▶ [TASK INSTRUCTIONS]
Show all lines from the listing below that contain "true".

▶ [RECORDS FOR THIS EXERCISE]
+===+
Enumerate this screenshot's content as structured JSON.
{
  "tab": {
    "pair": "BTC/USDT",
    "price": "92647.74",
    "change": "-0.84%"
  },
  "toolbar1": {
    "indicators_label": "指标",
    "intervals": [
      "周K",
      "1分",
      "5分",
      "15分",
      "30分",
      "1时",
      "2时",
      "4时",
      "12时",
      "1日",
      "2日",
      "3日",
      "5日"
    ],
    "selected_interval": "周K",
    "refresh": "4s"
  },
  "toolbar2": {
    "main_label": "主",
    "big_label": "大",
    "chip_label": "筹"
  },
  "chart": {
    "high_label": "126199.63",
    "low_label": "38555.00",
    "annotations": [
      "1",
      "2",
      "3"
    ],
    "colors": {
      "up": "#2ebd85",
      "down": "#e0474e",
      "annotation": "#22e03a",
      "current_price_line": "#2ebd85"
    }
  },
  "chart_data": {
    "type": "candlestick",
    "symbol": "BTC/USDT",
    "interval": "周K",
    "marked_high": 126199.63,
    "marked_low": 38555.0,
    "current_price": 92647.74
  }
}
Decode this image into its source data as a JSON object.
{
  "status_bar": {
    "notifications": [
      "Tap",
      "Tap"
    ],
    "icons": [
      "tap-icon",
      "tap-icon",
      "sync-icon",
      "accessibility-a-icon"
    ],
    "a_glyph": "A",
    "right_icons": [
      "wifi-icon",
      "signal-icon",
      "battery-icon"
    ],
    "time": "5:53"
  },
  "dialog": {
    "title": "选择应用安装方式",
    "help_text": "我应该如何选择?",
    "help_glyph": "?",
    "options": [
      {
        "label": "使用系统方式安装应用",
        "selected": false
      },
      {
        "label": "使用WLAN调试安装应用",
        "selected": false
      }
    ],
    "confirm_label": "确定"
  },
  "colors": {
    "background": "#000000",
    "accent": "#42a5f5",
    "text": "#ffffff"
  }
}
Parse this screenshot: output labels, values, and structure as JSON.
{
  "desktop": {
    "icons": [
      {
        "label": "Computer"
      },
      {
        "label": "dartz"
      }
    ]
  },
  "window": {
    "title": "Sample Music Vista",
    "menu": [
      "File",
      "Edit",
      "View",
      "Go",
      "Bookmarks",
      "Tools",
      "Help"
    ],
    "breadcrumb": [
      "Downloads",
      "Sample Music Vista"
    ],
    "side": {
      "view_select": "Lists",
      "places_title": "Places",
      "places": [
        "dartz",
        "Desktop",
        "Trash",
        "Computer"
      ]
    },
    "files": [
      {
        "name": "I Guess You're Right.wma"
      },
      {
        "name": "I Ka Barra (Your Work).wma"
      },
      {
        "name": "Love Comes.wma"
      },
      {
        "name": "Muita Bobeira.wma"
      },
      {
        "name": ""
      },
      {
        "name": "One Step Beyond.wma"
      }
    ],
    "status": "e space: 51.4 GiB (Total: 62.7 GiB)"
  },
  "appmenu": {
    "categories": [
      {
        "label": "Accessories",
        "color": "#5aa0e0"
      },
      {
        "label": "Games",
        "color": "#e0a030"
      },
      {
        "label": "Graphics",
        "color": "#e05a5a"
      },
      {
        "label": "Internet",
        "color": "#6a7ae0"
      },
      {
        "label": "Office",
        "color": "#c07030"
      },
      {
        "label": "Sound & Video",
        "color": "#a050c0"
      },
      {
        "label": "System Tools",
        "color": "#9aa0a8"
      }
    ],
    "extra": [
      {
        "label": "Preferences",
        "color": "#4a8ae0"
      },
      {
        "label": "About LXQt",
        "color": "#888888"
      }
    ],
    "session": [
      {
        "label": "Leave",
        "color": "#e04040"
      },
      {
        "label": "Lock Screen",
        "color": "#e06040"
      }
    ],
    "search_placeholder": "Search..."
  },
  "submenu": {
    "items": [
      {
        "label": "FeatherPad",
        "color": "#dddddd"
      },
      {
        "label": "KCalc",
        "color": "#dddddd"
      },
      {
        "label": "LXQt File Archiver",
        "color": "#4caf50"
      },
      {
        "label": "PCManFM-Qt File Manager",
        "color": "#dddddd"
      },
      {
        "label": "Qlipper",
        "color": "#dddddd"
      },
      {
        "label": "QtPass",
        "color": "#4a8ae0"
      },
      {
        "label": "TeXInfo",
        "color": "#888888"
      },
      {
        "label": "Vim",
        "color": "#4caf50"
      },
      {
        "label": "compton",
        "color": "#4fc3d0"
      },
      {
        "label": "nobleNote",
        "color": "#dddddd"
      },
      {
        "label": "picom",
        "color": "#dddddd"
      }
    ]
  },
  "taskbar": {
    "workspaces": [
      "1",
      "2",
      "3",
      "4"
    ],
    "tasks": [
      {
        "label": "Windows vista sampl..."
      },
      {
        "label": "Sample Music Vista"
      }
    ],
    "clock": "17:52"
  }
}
+===+
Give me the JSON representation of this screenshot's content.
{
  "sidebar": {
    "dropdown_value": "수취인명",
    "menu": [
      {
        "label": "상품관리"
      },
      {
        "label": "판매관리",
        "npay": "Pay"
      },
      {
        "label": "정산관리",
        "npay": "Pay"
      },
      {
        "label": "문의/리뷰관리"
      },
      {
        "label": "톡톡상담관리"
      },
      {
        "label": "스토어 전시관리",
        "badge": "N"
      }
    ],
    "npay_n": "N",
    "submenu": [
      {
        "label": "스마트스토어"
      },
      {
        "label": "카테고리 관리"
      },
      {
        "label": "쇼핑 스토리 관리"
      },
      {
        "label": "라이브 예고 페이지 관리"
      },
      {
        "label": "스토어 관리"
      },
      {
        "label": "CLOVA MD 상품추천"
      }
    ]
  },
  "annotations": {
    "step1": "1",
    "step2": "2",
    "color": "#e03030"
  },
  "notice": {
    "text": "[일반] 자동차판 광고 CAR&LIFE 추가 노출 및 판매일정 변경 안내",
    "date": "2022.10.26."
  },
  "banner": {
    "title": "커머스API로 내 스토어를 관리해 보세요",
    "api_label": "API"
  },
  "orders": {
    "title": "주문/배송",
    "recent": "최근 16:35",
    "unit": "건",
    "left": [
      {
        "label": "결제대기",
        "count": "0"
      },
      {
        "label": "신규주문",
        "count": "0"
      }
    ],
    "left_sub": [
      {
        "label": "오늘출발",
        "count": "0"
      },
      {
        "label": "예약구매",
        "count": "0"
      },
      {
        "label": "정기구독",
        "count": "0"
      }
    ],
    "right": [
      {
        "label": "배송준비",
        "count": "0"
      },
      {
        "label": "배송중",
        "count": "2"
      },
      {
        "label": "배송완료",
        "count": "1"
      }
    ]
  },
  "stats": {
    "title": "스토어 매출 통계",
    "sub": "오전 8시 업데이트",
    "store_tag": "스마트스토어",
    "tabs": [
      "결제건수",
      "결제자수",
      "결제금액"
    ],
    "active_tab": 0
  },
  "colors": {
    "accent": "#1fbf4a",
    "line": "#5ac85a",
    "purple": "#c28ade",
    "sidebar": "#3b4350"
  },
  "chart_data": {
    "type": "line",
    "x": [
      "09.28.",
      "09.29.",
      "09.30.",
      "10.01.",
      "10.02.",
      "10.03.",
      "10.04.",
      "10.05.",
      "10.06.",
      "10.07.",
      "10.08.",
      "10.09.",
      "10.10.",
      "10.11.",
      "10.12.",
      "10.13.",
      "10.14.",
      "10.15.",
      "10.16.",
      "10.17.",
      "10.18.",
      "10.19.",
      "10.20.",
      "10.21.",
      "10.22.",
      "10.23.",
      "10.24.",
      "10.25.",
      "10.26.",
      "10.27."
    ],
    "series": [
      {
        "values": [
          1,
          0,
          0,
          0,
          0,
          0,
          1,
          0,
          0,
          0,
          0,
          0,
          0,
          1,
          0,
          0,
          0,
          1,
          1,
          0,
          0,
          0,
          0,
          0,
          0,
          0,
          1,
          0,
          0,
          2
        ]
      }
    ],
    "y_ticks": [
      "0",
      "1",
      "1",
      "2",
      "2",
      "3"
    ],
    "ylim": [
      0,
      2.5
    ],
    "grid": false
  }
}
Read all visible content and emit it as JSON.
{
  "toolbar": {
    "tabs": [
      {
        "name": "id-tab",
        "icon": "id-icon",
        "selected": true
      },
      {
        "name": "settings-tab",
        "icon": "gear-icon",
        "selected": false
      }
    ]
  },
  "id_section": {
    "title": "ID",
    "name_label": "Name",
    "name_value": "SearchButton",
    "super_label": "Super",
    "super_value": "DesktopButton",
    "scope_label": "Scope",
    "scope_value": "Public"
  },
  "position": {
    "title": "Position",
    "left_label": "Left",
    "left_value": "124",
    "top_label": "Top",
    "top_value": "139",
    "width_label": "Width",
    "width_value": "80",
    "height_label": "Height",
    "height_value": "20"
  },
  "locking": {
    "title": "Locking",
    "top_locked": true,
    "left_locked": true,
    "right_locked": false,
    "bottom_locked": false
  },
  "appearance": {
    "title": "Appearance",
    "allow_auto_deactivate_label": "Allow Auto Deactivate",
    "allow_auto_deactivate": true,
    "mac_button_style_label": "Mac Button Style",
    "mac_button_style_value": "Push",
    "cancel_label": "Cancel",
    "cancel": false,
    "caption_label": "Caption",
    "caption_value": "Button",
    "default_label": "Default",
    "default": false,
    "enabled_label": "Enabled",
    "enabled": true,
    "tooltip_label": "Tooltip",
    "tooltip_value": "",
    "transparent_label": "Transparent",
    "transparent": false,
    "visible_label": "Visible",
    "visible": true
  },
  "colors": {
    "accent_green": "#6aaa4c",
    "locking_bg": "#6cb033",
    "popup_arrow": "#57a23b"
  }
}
+===+
▶ [RESPONSE]
        "selected": true
    "top_locked": true,
    "left_locked": true,
    "allow_auto_deactivate": true,
    "enabled": true,
    "visible": true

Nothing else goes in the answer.